### Text section
┏━━

For the last week, SUNNY mornings cloud over and rain down on us at 4pm. It sneaks up on us. We are used to silence punctuated by cars honking "Holas" to each other, chaotic fits of barking dogs, and both birds and street vendors advertising themselves with sing-songy voices. But then a white noise creeps in from the tree tops and pans to the pavement with a loud crescendo and everyone/thing disappears from the street. Side streets fill up with water and become impassible. Plastic bags and frog-eggs alike ride the rushing storm water to the rivers and the sea. Its as though the loud drumming of tropical rain erases The Outside.
If we are in the living room we turn off the music and listen. If Ruby's dog friends are over they wrestle in the mud and dig indiscriminate holes. If Mercedes, the maid, is over, she worries whether the weather will keep buses from making the trip up the dirt highway to her mountain home. Once it caught Chris on a bike ride, so he stood in a park's gazebo with an eclectic group of Machete-wielding laborers, old men with thermoses, and an armed security guard. Yesterday it caught us on the edge of Pico Bonito park were we watched it from a restaurant's covered patio.

┗━━

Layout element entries
┏━━

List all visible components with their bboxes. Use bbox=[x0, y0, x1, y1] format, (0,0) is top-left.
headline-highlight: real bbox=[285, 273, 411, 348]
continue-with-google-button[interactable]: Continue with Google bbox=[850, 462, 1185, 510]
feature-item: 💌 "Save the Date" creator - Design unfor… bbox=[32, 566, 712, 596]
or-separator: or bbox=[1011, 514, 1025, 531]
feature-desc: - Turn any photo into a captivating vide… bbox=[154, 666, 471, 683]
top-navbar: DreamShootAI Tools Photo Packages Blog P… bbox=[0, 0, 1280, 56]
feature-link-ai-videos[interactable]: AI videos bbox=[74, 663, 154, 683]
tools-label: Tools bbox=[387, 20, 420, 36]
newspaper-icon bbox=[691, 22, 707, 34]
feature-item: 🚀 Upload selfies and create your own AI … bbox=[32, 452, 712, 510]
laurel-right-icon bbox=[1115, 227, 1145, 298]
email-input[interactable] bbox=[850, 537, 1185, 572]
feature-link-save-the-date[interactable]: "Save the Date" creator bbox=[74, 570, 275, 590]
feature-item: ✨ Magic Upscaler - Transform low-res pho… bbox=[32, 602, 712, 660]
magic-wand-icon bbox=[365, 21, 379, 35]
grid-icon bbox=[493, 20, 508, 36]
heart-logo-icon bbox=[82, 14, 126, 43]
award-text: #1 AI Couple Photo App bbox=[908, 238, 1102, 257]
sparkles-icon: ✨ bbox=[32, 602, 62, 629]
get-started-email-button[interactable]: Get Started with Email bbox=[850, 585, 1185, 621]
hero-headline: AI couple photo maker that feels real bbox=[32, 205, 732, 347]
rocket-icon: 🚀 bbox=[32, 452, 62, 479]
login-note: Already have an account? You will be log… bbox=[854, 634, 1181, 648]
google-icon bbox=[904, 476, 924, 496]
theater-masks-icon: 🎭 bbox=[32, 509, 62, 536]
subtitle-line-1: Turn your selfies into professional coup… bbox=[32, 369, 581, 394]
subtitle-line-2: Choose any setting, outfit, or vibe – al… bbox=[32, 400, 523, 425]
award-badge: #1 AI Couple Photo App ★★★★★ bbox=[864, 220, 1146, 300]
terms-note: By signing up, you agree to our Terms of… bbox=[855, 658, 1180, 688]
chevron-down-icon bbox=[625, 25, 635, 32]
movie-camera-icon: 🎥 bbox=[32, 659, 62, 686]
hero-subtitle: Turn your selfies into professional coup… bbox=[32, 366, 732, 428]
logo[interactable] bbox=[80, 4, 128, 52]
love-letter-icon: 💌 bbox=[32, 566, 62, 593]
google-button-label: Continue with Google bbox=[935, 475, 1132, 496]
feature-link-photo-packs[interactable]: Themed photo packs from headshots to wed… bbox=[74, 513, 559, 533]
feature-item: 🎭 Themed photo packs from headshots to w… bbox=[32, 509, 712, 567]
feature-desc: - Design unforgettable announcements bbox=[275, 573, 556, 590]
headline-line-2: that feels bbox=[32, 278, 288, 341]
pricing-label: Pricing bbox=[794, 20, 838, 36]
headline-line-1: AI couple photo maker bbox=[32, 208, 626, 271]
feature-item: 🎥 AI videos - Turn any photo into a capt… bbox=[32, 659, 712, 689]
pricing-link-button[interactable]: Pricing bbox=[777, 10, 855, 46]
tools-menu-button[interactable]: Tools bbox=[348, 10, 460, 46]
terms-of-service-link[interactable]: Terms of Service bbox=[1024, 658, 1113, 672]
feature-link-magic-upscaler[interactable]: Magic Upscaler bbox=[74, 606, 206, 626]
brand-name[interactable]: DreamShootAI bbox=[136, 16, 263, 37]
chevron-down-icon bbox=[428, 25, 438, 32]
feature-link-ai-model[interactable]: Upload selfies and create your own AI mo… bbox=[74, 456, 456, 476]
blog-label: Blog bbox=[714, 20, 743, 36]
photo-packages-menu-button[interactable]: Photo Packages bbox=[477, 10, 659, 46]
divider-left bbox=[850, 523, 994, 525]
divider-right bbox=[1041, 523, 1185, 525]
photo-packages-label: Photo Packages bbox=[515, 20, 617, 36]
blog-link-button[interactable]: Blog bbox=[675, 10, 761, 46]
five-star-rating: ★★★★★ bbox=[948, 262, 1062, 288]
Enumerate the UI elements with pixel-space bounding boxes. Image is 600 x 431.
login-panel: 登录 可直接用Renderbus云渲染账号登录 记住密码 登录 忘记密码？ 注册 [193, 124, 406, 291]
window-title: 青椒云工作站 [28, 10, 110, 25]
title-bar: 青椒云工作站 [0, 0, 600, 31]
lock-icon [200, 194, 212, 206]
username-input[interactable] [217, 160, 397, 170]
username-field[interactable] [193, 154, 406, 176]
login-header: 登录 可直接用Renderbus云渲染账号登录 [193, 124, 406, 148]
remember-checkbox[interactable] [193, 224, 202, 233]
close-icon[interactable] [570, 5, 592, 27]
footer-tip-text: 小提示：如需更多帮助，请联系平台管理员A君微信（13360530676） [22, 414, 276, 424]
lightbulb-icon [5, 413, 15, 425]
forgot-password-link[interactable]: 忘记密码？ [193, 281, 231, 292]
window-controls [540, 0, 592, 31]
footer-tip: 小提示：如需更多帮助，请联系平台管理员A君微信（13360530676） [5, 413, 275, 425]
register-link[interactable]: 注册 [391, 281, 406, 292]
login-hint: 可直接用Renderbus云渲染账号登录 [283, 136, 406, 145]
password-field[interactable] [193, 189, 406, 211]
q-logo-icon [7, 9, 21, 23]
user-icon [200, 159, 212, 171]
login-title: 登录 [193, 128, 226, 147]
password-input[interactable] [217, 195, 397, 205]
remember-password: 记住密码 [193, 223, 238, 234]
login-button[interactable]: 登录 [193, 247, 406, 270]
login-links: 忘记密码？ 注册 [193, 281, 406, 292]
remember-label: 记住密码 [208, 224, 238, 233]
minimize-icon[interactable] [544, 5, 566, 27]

┗━━

### Set tasks
[1] In the passage about the afternoon rain, transcribe the text from "For the last" to "erases The Outside.".
[2] In the passage about the afternoon rain, where did Chris stand when the rain caught him on a bike ride?

### Completed exercise
[1]
For the last week, SUNNY mornings cloud over and rain down on us at 4pm. It sneaks up on us. We are used to silence punctuated by cars honking "Holas" to each other, chaotic fits of barking dogs, and both birds and street vendors advertising themselves with sing-songy voices. But then a white noise creeps in from the tree tops and pans to the pavement with a loud crescendo and everyone/thing disappears from the street. Side streets fill up with water and become impassible. Plastic bags and frog-eggs alike ride the rushing storm water to the rivers and the sea. Its as though the loud drumming of tropical rain erases The Outside.

[2] He stood in a park's gazebo.